Starting at the beginning of the data and ending with the line containing "The error distance d_1 d1 is at (718, 429).", present those lines as a numbered list, omitting any blank lines and leaving the pictures out of the answer.

== LISTED RECORDS

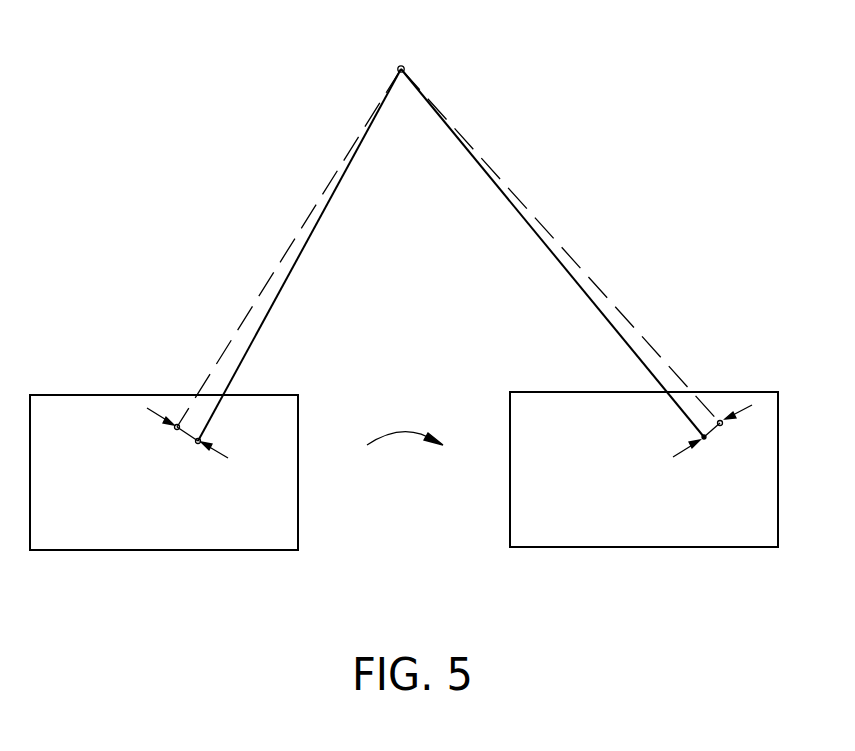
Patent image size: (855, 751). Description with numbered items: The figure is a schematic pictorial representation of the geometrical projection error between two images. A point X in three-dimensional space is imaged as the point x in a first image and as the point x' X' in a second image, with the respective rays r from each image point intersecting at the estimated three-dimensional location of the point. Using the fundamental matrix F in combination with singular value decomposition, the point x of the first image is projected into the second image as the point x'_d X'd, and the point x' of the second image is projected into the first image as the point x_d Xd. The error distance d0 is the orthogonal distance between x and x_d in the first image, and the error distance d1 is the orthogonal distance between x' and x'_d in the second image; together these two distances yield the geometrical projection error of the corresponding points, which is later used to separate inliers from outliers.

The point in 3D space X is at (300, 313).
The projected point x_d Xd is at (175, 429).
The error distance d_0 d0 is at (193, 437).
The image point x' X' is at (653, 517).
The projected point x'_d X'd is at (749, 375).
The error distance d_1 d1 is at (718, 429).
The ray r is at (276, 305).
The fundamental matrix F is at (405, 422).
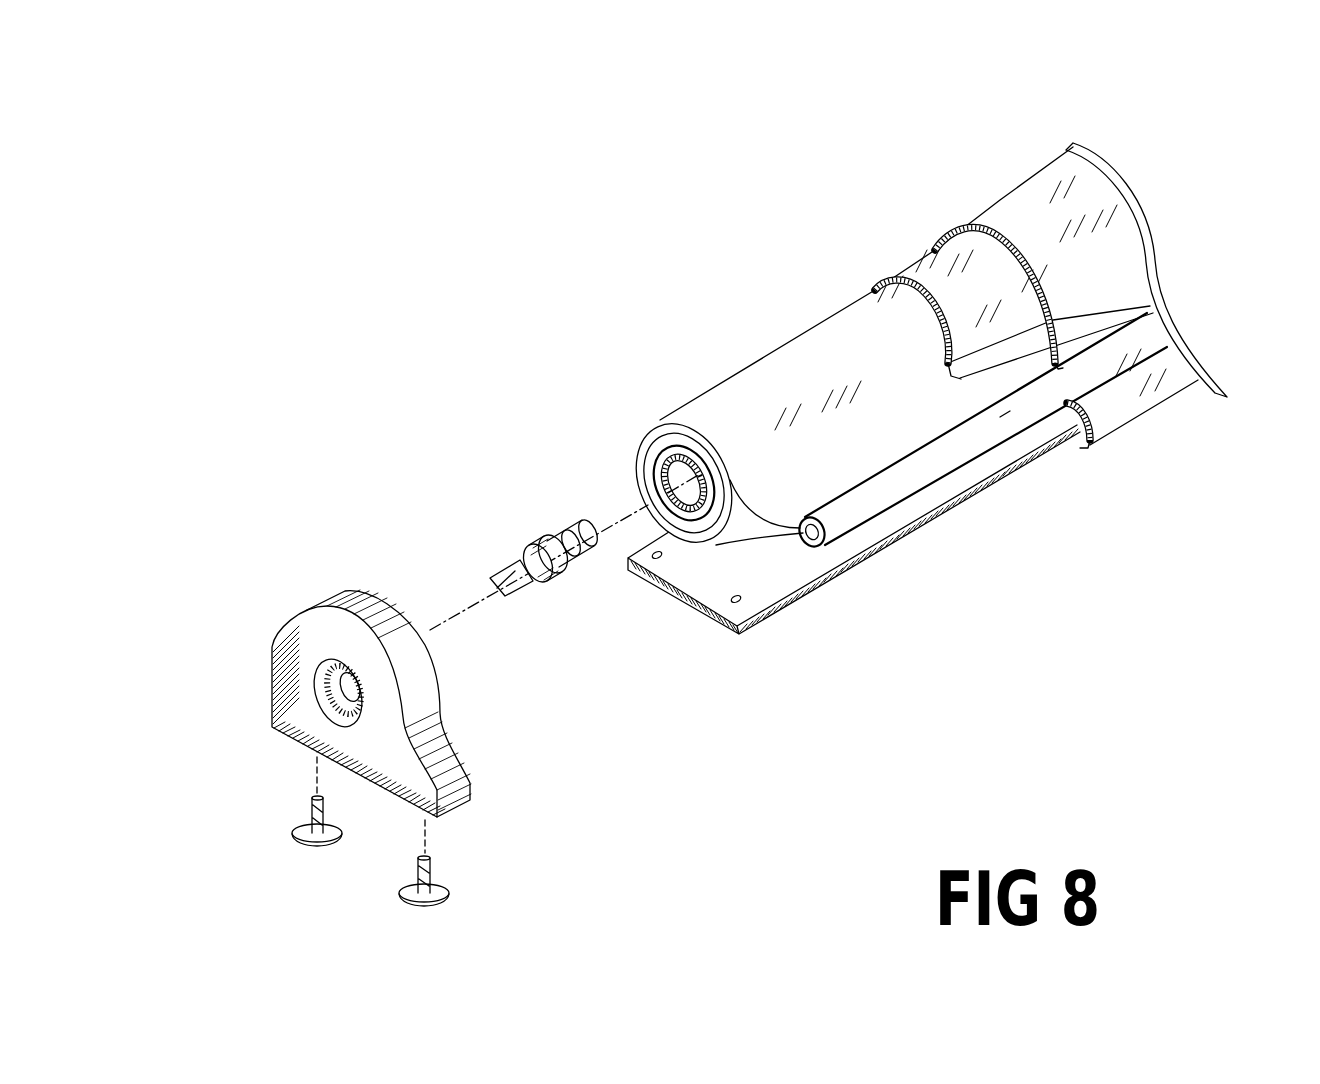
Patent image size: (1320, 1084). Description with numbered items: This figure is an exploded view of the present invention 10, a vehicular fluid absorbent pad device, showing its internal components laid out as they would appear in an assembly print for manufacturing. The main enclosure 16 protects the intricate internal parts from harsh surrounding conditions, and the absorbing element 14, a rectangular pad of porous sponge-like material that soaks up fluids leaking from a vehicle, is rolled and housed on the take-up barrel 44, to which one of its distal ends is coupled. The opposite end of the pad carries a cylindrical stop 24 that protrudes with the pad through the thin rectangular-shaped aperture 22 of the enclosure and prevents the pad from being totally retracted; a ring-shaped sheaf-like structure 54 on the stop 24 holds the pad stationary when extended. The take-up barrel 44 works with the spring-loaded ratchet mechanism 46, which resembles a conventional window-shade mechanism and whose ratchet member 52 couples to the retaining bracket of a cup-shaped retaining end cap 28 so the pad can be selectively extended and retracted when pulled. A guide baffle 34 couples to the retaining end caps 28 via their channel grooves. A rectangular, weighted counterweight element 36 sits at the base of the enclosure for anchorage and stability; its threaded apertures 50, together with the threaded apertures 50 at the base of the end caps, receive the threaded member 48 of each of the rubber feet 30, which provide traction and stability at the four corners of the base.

====

**THE RESPONSE**.
1. Patent image size: (855, 751). Description with numbered items: The figure is a schematic pictorial representation of the geometrical projection error between two images. A point X in three-dimensional space is imaged as the point x in a first image and as the point x' X' in a second image, with the respective rays r from each image point intersecting at the estimated three-dimensional location of the point. Using the fundamental matrix F in combination with singular value decomposition, the point x of the first image is projected into the second image as the point x'_d X'd, and the point x' of the second image is projected into the first image as the point x_d Xd. The error distance d0 is the orthogonal distance between x and x_d in the first image, and the error distance d1 is the orthogonal distance between x' and x'_d in the second image; together these two distances yield the geometrical projection error of the corresponding points, which is later used to separate inliers from outliers.
2. The point in 3D space X is at (300, 313).
3. The projected point x_d Xd is at (175, 429).
4. The error distance d_0 d0 is at (193, 437).
5. The image point x' X' is at (653, 517).
6. The projected point x'_d X'd is at (749, 375).
7. The error distance d_1 d1 is at (718, 429).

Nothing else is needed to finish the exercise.